Extracted information
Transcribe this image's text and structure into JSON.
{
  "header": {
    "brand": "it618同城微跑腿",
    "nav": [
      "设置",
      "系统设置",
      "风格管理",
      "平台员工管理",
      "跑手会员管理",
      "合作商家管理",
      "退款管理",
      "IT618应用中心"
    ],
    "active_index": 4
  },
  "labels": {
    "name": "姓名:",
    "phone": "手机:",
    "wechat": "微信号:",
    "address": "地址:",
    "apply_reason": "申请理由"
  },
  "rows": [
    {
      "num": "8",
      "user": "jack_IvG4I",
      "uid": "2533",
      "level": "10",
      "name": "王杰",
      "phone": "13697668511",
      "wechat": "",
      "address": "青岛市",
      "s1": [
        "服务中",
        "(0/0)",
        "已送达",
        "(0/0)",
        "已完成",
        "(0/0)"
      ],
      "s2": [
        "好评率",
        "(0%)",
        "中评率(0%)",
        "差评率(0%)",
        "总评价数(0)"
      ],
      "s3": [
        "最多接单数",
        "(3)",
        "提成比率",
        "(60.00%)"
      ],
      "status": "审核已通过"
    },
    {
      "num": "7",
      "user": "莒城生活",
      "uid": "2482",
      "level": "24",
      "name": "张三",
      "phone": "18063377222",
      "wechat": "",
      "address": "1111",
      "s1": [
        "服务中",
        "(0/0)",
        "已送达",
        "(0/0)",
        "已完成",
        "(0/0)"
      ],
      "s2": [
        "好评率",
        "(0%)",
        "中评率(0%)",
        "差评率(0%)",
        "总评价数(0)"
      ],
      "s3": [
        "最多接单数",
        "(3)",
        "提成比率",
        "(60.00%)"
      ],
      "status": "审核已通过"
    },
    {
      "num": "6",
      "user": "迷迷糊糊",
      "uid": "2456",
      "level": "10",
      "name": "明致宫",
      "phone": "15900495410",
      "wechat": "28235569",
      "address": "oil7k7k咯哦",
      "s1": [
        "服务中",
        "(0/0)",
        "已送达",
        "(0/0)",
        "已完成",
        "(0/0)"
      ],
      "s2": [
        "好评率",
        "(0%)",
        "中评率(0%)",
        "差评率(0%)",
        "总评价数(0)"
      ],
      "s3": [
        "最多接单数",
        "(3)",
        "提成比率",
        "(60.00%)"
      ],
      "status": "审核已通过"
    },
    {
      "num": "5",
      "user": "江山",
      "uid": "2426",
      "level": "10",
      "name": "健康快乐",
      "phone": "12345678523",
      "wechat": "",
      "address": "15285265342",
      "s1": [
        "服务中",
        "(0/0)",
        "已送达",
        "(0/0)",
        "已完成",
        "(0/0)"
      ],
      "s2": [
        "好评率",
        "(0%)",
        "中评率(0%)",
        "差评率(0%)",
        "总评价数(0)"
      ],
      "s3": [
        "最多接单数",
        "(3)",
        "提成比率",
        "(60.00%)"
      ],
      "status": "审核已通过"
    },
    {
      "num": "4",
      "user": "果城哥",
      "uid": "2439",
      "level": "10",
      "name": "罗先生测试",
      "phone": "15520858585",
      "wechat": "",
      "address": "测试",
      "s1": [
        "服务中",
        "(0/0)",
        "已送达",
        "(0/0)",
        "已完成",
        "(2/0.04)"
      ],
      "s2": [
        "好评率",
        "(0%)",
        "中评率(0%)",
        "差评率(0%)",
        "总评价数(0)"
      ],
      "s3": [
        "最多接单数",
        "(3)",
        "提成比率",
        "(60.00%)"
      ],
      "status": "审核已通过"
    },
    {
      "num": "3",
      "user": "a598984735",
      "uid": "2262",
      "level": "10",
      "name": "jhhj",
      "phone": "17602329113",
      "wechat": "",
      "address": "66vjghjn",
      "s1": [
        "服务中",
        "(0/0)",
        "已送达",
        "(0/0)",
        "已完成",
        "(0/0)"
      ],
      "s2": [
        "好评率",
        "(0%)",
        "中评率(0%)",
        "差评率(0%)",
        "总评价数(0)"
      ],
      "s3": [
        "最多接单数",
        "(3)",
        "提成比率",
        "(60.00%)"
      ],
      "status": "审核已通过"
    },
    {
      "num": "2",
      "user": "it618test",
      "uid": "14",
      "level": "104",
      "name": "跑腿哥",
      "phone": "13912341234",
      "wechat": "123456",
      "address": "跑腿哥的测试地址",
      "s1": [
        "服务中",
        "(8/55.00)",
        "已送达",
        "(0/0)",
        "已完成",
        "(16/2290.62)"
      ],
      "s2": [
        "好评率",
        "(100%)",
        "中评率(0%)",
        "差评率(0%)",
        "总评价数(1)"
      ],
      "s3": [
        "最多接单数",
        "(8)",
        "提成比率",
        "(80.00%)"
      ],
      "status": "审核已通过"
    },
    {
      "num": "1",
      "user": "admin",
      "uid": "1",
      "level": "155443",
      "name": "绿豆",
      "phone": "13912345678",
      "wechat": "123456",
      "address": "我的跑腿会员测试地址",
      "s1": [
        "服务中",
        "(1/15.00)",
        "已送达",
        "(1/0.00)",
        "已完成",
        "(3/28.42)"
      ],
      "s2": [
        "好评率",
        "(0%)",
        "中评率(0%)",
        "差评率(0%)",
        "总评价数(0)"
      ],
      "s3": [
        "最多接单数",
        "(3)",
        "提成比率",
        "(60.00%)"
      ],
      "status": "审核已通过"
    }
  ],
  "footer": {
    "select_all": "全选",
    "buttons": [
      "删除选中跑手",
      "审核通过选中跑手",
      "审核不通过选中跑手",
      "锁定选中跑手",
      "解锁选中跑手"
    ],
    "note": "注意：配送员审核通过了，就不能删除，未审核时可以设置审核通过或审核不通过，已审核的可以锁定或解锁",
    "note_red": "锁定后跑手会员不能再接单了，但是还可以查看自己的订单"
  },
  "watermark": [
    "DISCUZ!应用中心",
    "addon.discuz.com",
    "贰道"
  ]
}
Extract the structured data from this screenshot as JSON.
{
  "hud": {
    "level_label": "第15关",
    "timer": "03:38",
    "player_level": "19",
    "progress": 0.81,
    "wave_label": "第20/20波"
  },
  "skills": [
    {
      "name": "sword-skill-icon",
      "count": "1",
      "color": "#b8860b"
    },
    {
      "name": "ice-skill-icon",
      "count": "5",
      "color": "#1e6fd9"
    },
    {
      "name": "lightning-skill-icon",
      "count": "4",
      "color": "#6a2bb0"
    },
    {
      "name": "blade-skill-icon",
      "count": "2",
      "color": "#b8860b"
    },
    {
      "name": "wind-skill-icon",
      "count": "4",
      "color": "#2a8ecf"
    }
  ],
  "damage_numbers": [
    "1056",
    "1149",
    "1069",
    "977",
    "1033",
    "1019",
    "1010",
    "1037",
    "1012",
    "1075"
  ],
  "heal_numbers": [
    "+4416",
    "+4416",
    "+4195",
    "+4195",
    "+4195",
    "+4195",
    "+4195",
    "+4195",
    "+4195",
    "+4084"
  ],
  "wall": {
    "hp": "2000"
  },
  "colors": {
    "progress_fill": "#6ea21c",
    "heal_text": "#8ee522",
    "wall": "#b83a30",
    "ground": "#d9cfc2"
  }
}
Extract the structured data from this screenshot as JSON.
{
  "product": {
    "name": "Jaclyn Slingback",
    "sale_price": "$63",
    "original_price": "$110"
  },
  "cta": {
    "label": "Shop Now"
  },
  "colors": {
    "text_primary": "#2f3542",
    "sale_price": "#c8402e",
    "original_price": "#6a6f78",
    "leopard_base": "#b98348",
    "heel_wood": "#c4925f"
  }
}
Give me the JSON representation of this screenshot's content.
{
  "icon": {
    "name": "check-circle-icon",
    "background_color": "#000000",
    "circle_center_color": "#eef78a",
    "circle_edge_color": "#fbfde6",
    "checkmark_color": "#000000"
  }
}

Aim of the exercise
Retype all of the material, keeping each line exact.

Task solution
Transcribe this image's text and structure into JSON.
{
  "header": {
    "brand": "it618同城微跑腿",
    "nav": [
      "设置",
      "系统设置",
      "风格管理",
      "平台员工管理",
      "跑手会员管理",
      "合作商家管理",
      "退款管理",
      "IT618应用中心"
    ],
    "active_index": 4
  },
  "labels": {
    "name": "姓名:",
    "phone": "手机:",
    "wechat": "微信号:",
    "address": "地址:",
    "apply_reason": "申请理由"
  },
  "rows": [
    {
      "num": "8",
      "user": "jack_IvG4I",
      "uid": "2533",
      "level": "10",
      "name": "王杰",
      "phone": "13697668511",
      "wechat": "",
      "address": "青岛市",
      "s1": [
        "服务中",
        "(0/0)",
        "已送达",
        "(0/0)",
        "已完成",
        "(0/0)"
      ],
      "s2": [
        "好评率",
        "(0%)",
        "中评率(0%)",
        "差评率(0%)",
        "总评价数(0)"
      ],
      "s3": [
        "最多接单数",
        "(3)",
        "提成比率",
        "(60.00%)"
      ],
      "status": "审核已通过"
    },
    {
      "num": "7",
      "user": "莒城生活",
      "uid": "2482",
      "level": "24",
      "name": "张三",
      "phone": "18063377222",
      "wechat": "",
      "address": "1111",
      "s1": [
        "服务中",
        "(0/0)",
        "已送达",
        "(0/0)",
        "已完成",
        "(0/0)"
      ],
      "s2": [
        "好评率",
        "(0%)",
        "中评率(0%)",
        "差评率(0%)",
        "总评价数(0)"
      ],
      "s3": [
        "最多接单数",
        "(3)",
        "提成比率",
        "(60.00%)"
      ],
      "status": "审核已通过"
    },
    {
      "num": "6",
      "user": "迷迷糊糊",
      "uid": "2456",
      "level": "10",
      "name": "明致宫",
      "phone": "15900495410",
      "wechat": "28235569",
      "address": "oil7k7k咯哦",
      "s1": [
        "服务中",
        "(0/0)",
        "已送达",
        "(0/0)",
        "已完成",
        "(0/0)"
      ],
      "s2": [
        "好评率",
        "(0%)",
        "中评率(0%)",
        "差评率(0%)",
        "总评价数(0)"
      ],
      "s3": [
        "最多接单数",
        "(3)",
        "提成比率",
        "(60.00%)"
      ],
      "status": "审核已通过"
    },
    {
      "num": "5",
      "user": "江山",
      "uid": "2426",
      "level": "10",
      "name": "健康快乐",
      "phone": "12345678523",
      "wechat": "",
      "address": "15285265342",
      "s1": [
        "服务中",
        "(0/0)",
        "已送达",
        "(0/0)",
        "已完成",
        "(0/0)"
      ],
      "s2": [
        "好评率",
        "(0%)",
        "中评率(0%)",
        "差评率(0%)",
        "总评价数(0)"
      ],
      "s3": [
        "最多接单数",
        "(3)",
        "提成比率",
        "(60.00%)"
      ],
      "status": "审核已通过"
    },
    {
      "num": "4",
      "user": "果城哥",
      "uid": "2439",
      "level": "10",
      "name": "罗先生测试",
      "phone": "15520858585",
      "wechat": "",
      "address": "测试",
      "s1": [
        "服务中",
        "(0/0)",
        "已送达",
        "(0/0)",
        "已完成",
        "(2/0.04)"
      ],
      "s2": [
        "好评率",
        "(0%)",
        "中评率(0%)",
        "差评率(0%)",
        "总评价数(0)"
      ],
      "s3": [
        "最多接单数",
        "(3)",
        "提成比率",
        "(60.00%)"
      ],
      "status": "审核已通过"
    },
    {
      "num": "3",
      "user": "a598984735",
      "uid": "2262",
      "level": "10",
      "name": "jhhj",
      "phone": "17602329113",
      "wechat": "",
      "address": "66vjghjn",
      "s1": [
        "服务中",
        "(0/0)",
        "已送达",
        "(0/0)",
        "已完成",
        "(0/0)"
      ],
      "s2": [
        "好评率",
        "(0%)",
        "中评率(0%)",
        "差评率(0%)",
        "总评价数(0)"
      ],
      "s3": [
        "最多接单数",
        "(3)",
        "提成比率",
        "(60.00%)"
      ],
      "status": "审核已通过"
    },
    {
      "num": "2",
      "user": "it618test",
      "uid": "14",
      "level": "104",
      "name": "跑腿哥",
      "phone": "13912341234",
      "wechat": "123456",
      "address": "跑腿哥的测试地址",
      "s1": [
        "服务中",
        "(8/55.00)",
        "已送达",
        "(0/0)",
        "已完成",
        "(16/2290.62)"
      ],
      "s2": [
        "好评率",
        "(100%)",
        "中评率(0%)",
        "差评率(0%)",
        "总评价数(1)"
      ],
      "s3": [
        "最多接单数",
        "(8)",
        "提成比率",
        "(80.00%)"
      ],
      "status": "审核已通过"
    },
    {
      "num": "1",
      "user": "admin",
      "uid": "1",
      "level": "155443",
      "name": "绿豆",
      "phone": "13912345678",
      "wechat": "123456",
      "address": "我的跑腿会员测试地址",
      "s1": [
        "服务中",
        "(1/15.00)",
        "已送达",
        "(1/0.00)",
        "已完成",
        "(3/28.42)"
      ],
      "s2": [
        "好评率",
        "(0%)",
        "中评率(0%)",
        "差评率(0%)",
        "总评价数(0)"
      ],
      "s3": [
        "最多接单数",
        "(3)",
        "提成比率",
        "(60.00%)"
      ],
      "status": "审核已通过"
    }
  ],
  "footer": {
    "select_all": "全选",
    "buttons": [
      "删除选中跑手",
      "审核通过选中跑手",
      "审核不通过选中跑手",
      "锁定选中跑手",
      "解锁选中跑手"
    ],
    "note": "注意：配送员审核通过了，就不能删除，未审核时可以设置审核通过或审核不通过，已审核的可以锁定或解锁",
    "note_red": "锁定后跑手会员不能再接单了，但是还可以查看自己的订单"
  },
  "watermark": [
    "DISCUZ!应用中心",
    "addon.discuz.com",
    "贰道"
  ]
}
Extract the structured data from this screenshot as JSON.
{
  "hud": {
    "level_label": "第15关",
    "timer": "03:38",
    "player_level": "19",
    "progress": 0.81,
    "wave_label": "第20/20波"
  },
  "skills": [
    {
      "name": "sword-skill-icon",
      "count": "1",
      "color": "#b8860b"
    },
    {
      "name": "ice-skill-icon",
      "count": "5",
      "color": "#1e6fd9"
    },
    {
      "name": "lightning-skill-icon",
      "count": "4",
      "color": "#6a2bb0"
    },
    {
      "name": "blade-skill-icon",
      "count": "2",
      "color": "#b8860b"
    },
    {
      "name": "wind-skill-icon",
      "count": "4",
      "color": "#2a8ecf"
    }
  ],
  "damage_numbers": [
    "1056",
    "1149",
    "1069",
    "977",
    "1033",
    "1019",
    "1010",
    "1037",
    "1012",
    "1075"
  ],
  "heal_numbers": [
    "+4416",
    "+4416",
    "+4195",
    "+4195",
    "+4195",
    "+4195",
    "+4195",
    "+4195",
    "+4195",
    "+4084"
  ],
  "wall": {
    "hp": "2000"
  },
  "colors": {
    "progress_fill": "#6ea21c",
    "heal_text": "#8ee522",
    "wall": "#b83a30",
    "ground": "#d9cfc2"
  }
}
Extract the structured data from this screenshot as JSON.
{
  "product": {
    "name": "Jaclyn Slingback",
    "sale_price": "$63",
    "original_price": "$110"
  },
  "cta": {
    "label": "Shop Now"
  },
  "colors": {
    "text_primary": "#2f3542",
    "sale_price": "#c8402e",
    "original_price": "#6a6f78",
    "leopard_base": "#b98348",
    "heel_wood": "#c4925f"
  }
}
Give me the JSON representation of this screenshot's content.
{
  "icon": {
    "name": "check-circle-icon",
    "background_color": "#000000",
    "circle_center_color": "#eef78a",
    "circle_edge_color": "#fbfde6",
    "checkmark_color": "#000000"
  }
}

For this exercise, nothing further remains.